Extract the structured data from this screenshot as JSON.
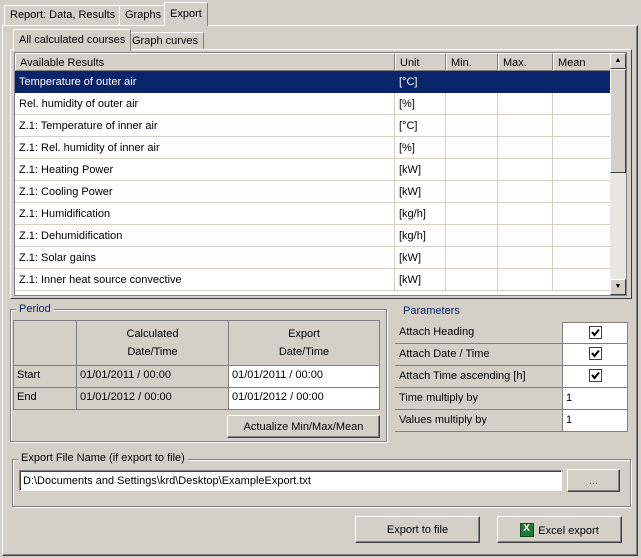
{
  "tabs": [
    {
      "label": "Report: Data, Results"
    },
    {
      "label": "Graphs"
    },
    {
      "label": "Export"
    }
  ],
  "subtabs": [
    {
      "label": "All calculated courses"
    },
    {
      "label": "Graph curves"
    }
  ],
  "results_table": {
    "columns": [
      "Available Results",
      "Unit",
      "Min.",
      "Max.",
      "Mean"
    ],
    "rows": [
      {
        "name": "Temperature of outer air",
        "unit": "[°C]"
      },
      {
        "name": "Rel. humidity of outer air",
        "unit": "[%]"
      },
      {
        "name": "Z.1: Temperature of inner air",
        "unit": "[°C]"
      },
      {
        "name": "Z.1: Rel. humidity of inner air",
        "unit": "[%]"
      },
      {
        "name": "Z.1: Heating Power",
        "unit": "[kW]"
      },
      {
        "name": "Z.1: Cooling Power",
        "unit": "[kW]"
      },
      {
        "name": "Z.1: Humidification",
        "unit": "[kg/h]"
      },
      {
        "name": "Z.1: Dehumidification",
        "unit": "[kg/h]"
      },
      {
        "name": "Z.1: Solar gains",
        "unit": "[kW]"
      },
      {
        "name": "Z.1: Inner heat source convective",
        "unit": "[kW]"
      }
    ]
  },
  "period": {
    "title": "Period",
    "col_calculated_line1": "Calculated",
    "col_calculated_line2": "Date/Time",
    "col_export_line1": "Export",
    "col_export_line2": "Date/Time",
    "start_label": "Start",
    "end_label": "End",
    "start_calculated": "01/01/2011 / 00:00",
    "end_calculated": "01/01/2012 / 00:00",
    "start_export": "01/01/2011 / 00:00",
    "end_export": "01/01/2012 / 00:00",
    "actualize_label": "Actualize Min/Max/Mean"
  },
  "parameters": {
    "title": "Parameters",
    "attach_heading_label": "Attach Heading",
    "attach_datetime_label": "Attach Date / Time",
    "attach_time_asc_label": "Attach Time ascending [h]",
    "time_multiply_label": "Time multiply by",
    "time_multiply_value": "1",
    "values_multiply_label": "Values multiply by",
    "values_multiply_value": "1"
  },
  "export_file": {
    "title": "Export File Name (if export to file)",
    "path": "D:\\Documents and Settings\\krd\\Desktop\\ExampleExport.txt",
    "browse_label": "..."
  },
  "buttons": {
    "export_to_file": "Export to file",
    "excel_export": "Excel export"
  },
  "colors": {
    "face": "#d4d0c8",
    "selection": "#0a246a"
  }
}
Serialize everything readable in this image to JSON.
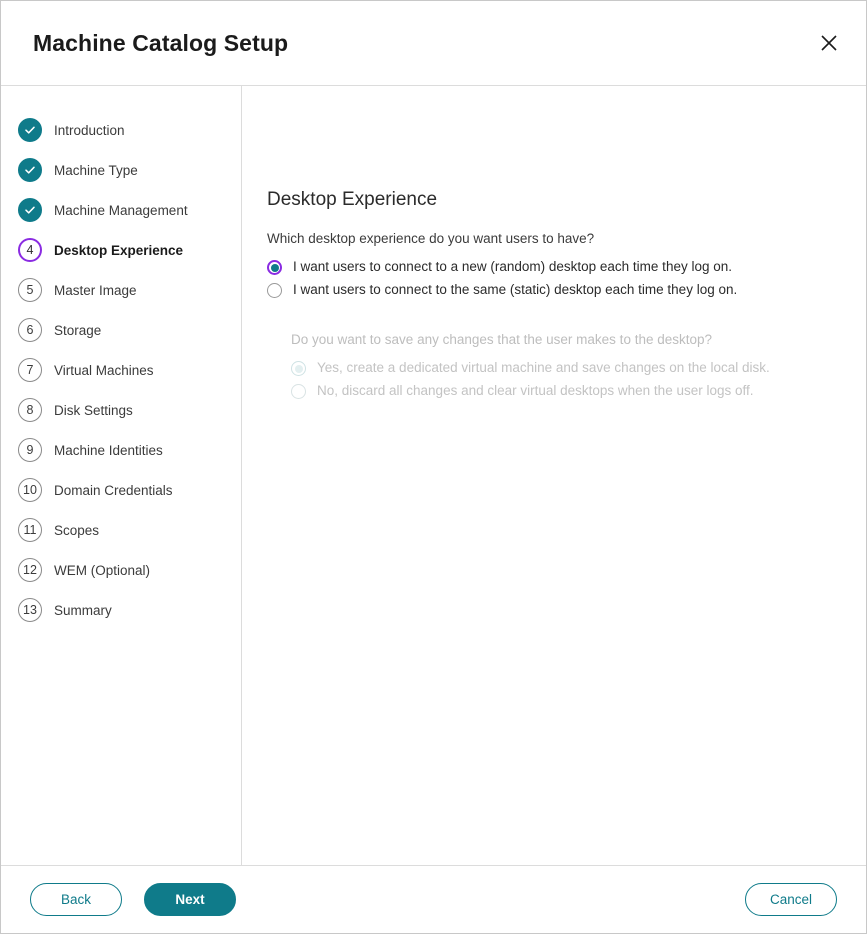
{
  "colors": {
    "teal": "#0f7b8a",
    "purple": "#8a2be2",
    "border": "#dcdcdc",
    "disabled_text": "#bdbdbd"
  },
  "header": {
    "title": "Machine Catalog Setup",
    "close_icon": "close-icon"
  },
  "sidebar": {
    "steps": [
      {
        "number": "1",
        "label": "Introduction",
        "state": "done"
      },
      {
        "number": "2",
        "label": "Machine Type",
        "state": "done"
      },
      {
        "number": "3",
        "label": "Machine Management",
        "state": "done"
      },
      {
        "number": "4",
        "label": "Desktop Experience",
        "state": "current"
      },
      {
        "number": "5",
        "label": "Master Image",
        "state": "pending"
      },
      {
        "number": "6",
        "label": "Storage",
        "state": "pending"
      },
      {
        "number": "7",
        "label": "Virtual Machines",
        "state": "pending"
      },
      {
        "number": "8",
        "label": "Disk Settings",
        "state": "pending"
      },
      {
        "number": "9",
        "label": "Machine Identities",
        "state": "pending"
      },
      {
        "number": "10",
        "label": "Domain Credentials",
        "state": "pending"
      },
      {
        "number": "11",
        "label": "Scopes",
        "state": "pending"
      },
      {
        "number": "12",
        "label": "WEM (Optional)",
        "state": "pending"
      },
      {
        "number": "13",
        "label": "Summary",
        "state": "pending"
      }
    ]
  },
  "main": {
    "page_title": "Desktop Experience",
    "question_primary": "Which desktop experience do you want users to have?",
    "options_primary": [
      {
        "label": "I want users to connect to a new (random) desktop each time they log on.",
        "checked": true,
        "disabled": false
      },
      {
        "label": "I want users to connect to the same (static) desktop each time they log on.",
        "checked": false,
        "disabled": false
      }
    ],
    "question_secondary": "Do you want to save any changes that the user makes to the desktop?",
    "options_secondary": [
      {
        "label": "Yes, create a dedicated virtual machine and save changes on the local disk.",
        "checked": true,
        "disabled": true
      },
      {
        "label": "No, discard all changes and clear virtual desktops when the user logs off.",
        "checked": false,
        "disabled": true
      }
    ]
  },
  "footer": {
    "back_label": "Back",
    "next_label": "Next",
    "cancel_label": "Cancel"
  }
}
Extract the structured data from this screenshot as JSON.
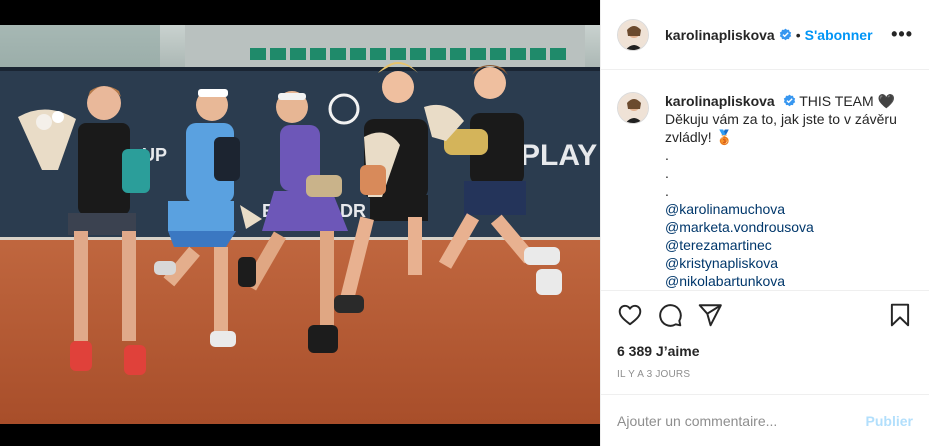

Work to be completed ->
Go through the data above and find the lines with the word "users". Copy each of those lines.

Written answer ->
    "question_primary": "Which desktop experience do you want users to have?",
        "label": "I want users to connect to a new (random) desktop each time they log on.",
        "label": "I want users to connect to the same (static) desktop each time they log on.",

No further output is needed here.